>>>>

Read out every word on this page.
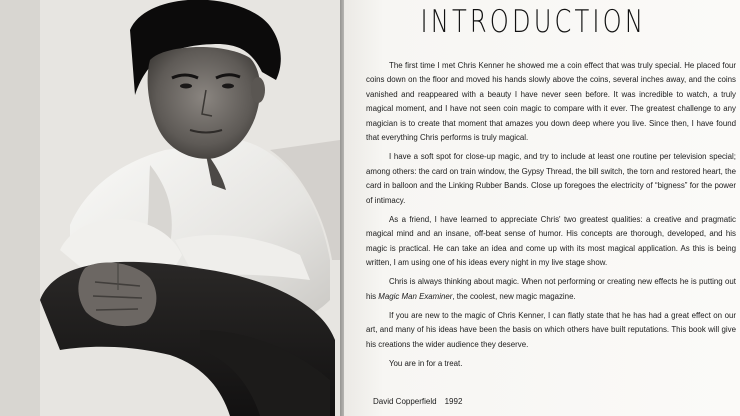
INTRODUCTION

The first time I met Chris Kenner he showed me a coin effect that was truly special. He placed four coins down on the floor and moved his hands slowly above the coins, several inches away, and the coins vanished and reappeared with a beauty I have never seen before. It was incredible to watch, a truly magical moment, and I have not seen coin magic to compare with it ever. The greatest challenge to any magician is to create that moment that amazes you down deep where you live. Since then, I have found that everything Chris performs is truly magical.

I have a soft spot for close-up magic, and try to include at least one routine per television special; among others: the card on train window, the Gypsy Thread, the bill switch, the torn and restored heart, the card in balloon and the Linking Rubber Bands. Close up foregoes the electricity of “bigness” for the power of intimacy.

As a friend, I have learned to appreciate Chris' two greatest qualities: a creative and pragmatic magical mind and an insane, off-beat sense of humor. His concepts are thorough, developed, and his magic is practical. He can take an idea and come up with its most magical application. As this is being written, I am using one of his ideas every night in my live stage show.

Chris is always thinking about magic. When not performing or creating new effects he is putting out his Magic Man Examiner, the coolest, new magic magazine.

If you are new to the magic of Chris Kenner, I can flatly state that he has had a great effect on our art, and many of his ideas have been the basis on which others have built reputations. This book will give his creations the wider audience they deserve.

You are in for a treat.

David Copperfield 1992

<<<<

• Stated problem
From the listing above, copy every line that includes the word "with".

• Full response
The first time I met Chris Kenner he showed me a coin effect that was truly special. He placed four coins down on the floor and moved his hands slowly above the coins, several inches away, and the coins vanished and reappeared with a beauty I have never seen before. It was incredible to watch, a truly magical moment, and I have not seen coin magic to compare with it ever. The greatest challenge to any magician is to create that moment that amazes you down deep where you live. Since then, I have found that everything Chris performs is truly magical.
As a friend, I have learned to appreciate Chris' two greatest qualities: a creative and pragmatic magical mind and an insane, off-beat sense of humor. His concepts are thorough, developed, and his magic is practical. He can take an idea and come up with its most magical application. As this is being written, I am using one of his ideas every night in my live stage show.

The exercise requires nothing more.